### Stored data
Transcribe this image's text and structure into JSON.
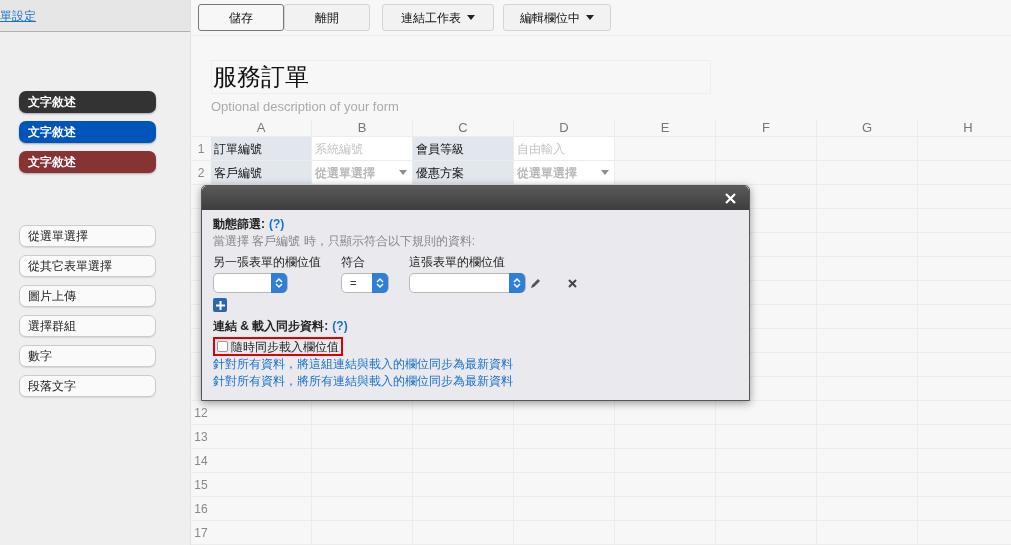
{
  "sidebar": {
    "link": "單設定",
    "color_buttons": [
      {
        "label": "文字敘述",
        "color": "#333333"
      },
      {
        "label": "文字敘述",
        "color": "#0055bb"
      },
      {
        "label": "文字敘述",
        "color": "#883333"
      }
    ],
    "field_types": [
      "從選單選擇",
      "從其它表單選擇",
      "圖片上傳",
      "選擇群組",
      "數字",
      "段落文字"
    ]
  },
  "toolbar": {
    "buttons": [
      {
        "label": "儲存",
        "kind": "plain",
        "focused": true
      },
      {
        "label": "離開",
        "kind": "plain",
        "focused": false
      },
      {
        "label": "連結工作表",
        "kind": "dropdown",
        "focused": false
      },
      {
        "label": "編輯欄位中",
        "kind": "dropdown",
        "focused": false
      }
    ]
  },
  "form": {
    "title": "服務訂單",
    "description_placeholder": "Optional description of your form"
  },
  "sheet": {
    "columns": [
      "A",
      "B",
      "C",
      "D",
      "E",
      "F",
      "G",
      "H"
    ],
    "rows": [
      {
        "number": "1",
        "cells": [
          {
            "text": "訂單編號",
            "kind": "label"
          },
          {
            "text": "系統編號",
            "kind": "hint"
          },
          {
            "text": "會員等級",
            "kind": "label"
          },
          {
            "text": "自由輸入",
            "kind": "hint"
          }
        ]
      },
      {
        "number": "2",
        "cells": [
          {
            "text": "客戶編號",
            "kind": "label"
          },
          {
            "text": "從選單選擇",
            "kind": "select"
          },
          {
            "text": "優惠方案",
            "kind": "label"
          },
          {
            "text": "從選單選擇",
            "kind": "select"
          }
        ]
      }
    ],
    "rows_below": [
      "12",
      "13",
      "14",
      "15",
      "16",
      "17"
    ]
  },
  "dialog": {
    "filter_title": "動態篩選:",
    "filter_help": "(?)",
    "filter_desc": "當選擇 客戶編號 時，只顯示符合以下規則的資料:",
    "rule_columns": [
      "另一張表單的欄位值",
      "符合",
      "這張表單的欄位值"
    ],
    "operator": "=",
    "sync_title": "連結 & 載入同步資料:",
    "sync_help": "(?)",
    "sync_checkbox": {
      "label": "隨時同步載入欄位值",
      "checked": false,
      "highlighted": true
    },
    "links": [
      "針對所有資料，將這組連結與載入的欄位同步為最新資料",
      "針對所有資料，將所有連結與載入的欄位同步為最新資料"
    ]
  }
}
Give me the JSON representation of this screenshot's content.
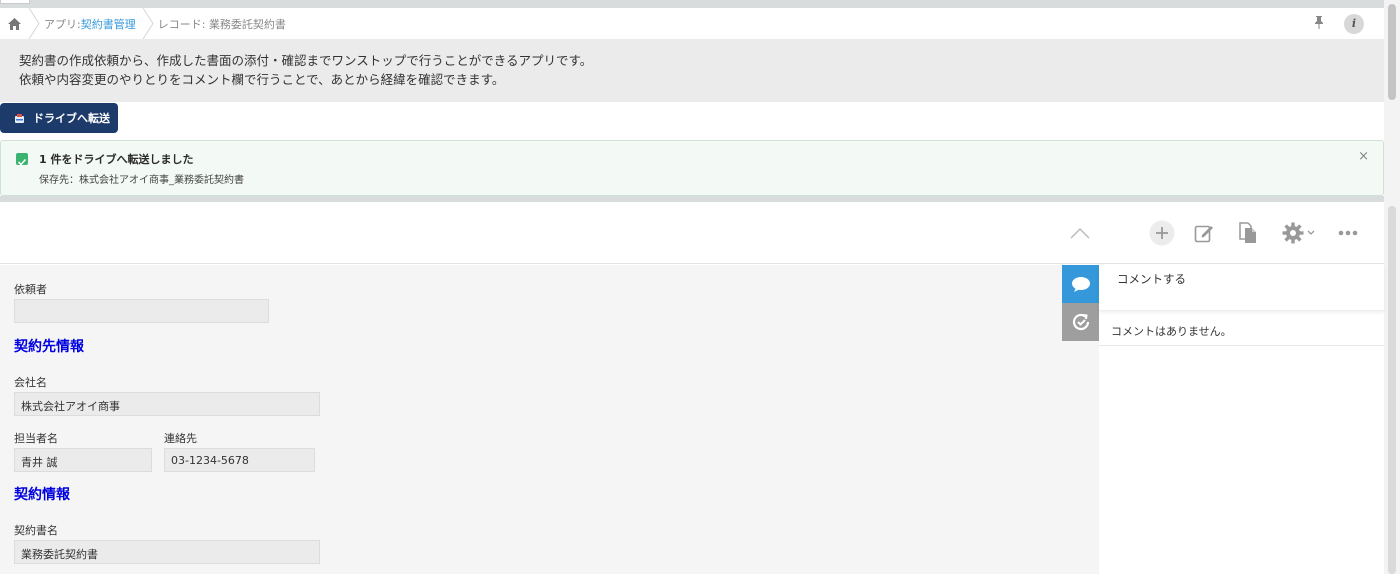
{
  "breadcrumb": {
    "app_prefix": "アプリ: ",
    "app_name": "契約書管理",
    "record_label": "レコード: 業務委託契約書"
  },
  "description": {
    "line1": "契約書の作成依頼から、作成した書面の添付・確認までワンストップで行うことができるアプリです。",
    "line2": "依頼や内容変更のやりとりをコメント欄で行うことで、あとから経緯を確認できます。"
  },
  "drive_button": {
    "label": "ドライブへ転送"
  },
  "notice": {
    "title": "1 件をドライブへ転送しました",
    "detail": "保存先：株式会社アオイ商事_業務委託契約書",
    "close": "×"
  },
  "header_info": {
    "label": "i"
  },
  "record": {
    "requester_label": "依頼者",
    "requester_value": "",
    "section_partner": "契約先情報",
    "company_label": "会社名",
    "company_value": "株式会社アオイ商事",
    "contact_person_label": "担当者名",
    "contact_person_value": "青井 誠",
    "phone_label": "連絡先",
    "phone_value": "03-1234-5678",
    "section_contract": "契約情報",
    "contract_name_label": "契約書名",
    "contract_name_value": "業務委託契約書"
  },
  "comments": {
    "input_placeholder": "コメントする",
    "empty_message": "コメントはありません。"
  },
  "colors": {
    "accent_blue": "#1c3b6a",
    "link_blue": "#3498db",
    "section_title": "#0000e0",
    "comment_tab": "#3498db",
    "history_tab": "#9e9e9e",
    "success_green": "#3cb371"
  }
}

### Task to carry out
In the records above, locate the line with "Give me the"; output it and each line after it through the last one, exactly, omitting pictures.

### Result of this task
Give me the JSON representation of this screenshot's content.
{
  "breadcrumb": {
    "app_prefix": "アプリ: ",
    "app_name": "契約書管理",
    "record_label": "レコード: 業務委託契約書"
  },
  "description": {
    "line1": "契約書の作成依頼から、作成した書面の添付・確認までワンストップで行うことができるアプリです。",
    "line2": "依頼や内容変更のやりとりをコメント欄で行うことで、あとから経緯を確認できます。"
  },
  "drive_button": {
    "label": "ドライブへ転送"
  },
  "notice": {
    "title": "1 件をドライブへ転送しました",
    "detail": "保存先：株式会社アオイ商事_業務委託契約書",
    "close": "×"
  },
  "header_info": {
    "label": "i"
  },
  "record": {
    "requester_label": "依頼者",
    "requester_value": "",
    "section_partner": "契約先情報",
    "company_label": "会社名",
    "company_value": "株式会社アオイ商事",
    "contact_person_label": "担当者名",
    "contact_person_value": "青井 誠",
    "phone_label": "連絡先",
    "phone_value": "03-1234-5678",
    "section_contract": "契約情報",
    "contract_name_label": "契約書名",
    "contract_name_value": "業務委託契約書"
  },
  "comments": {
    "input_placeholder": "コメントする",
    "empty_message": "コメントはありません。"
  },
  "colors": {
    "accent_blue": "#1c3b6a",
    "link_blue": "#3498db",
    "section_title": "#0000e0",
    "comment_tab": "#3498db",
    "history_tab": "#9e9e9e",
    "success_green": "#3cb371"
  }
}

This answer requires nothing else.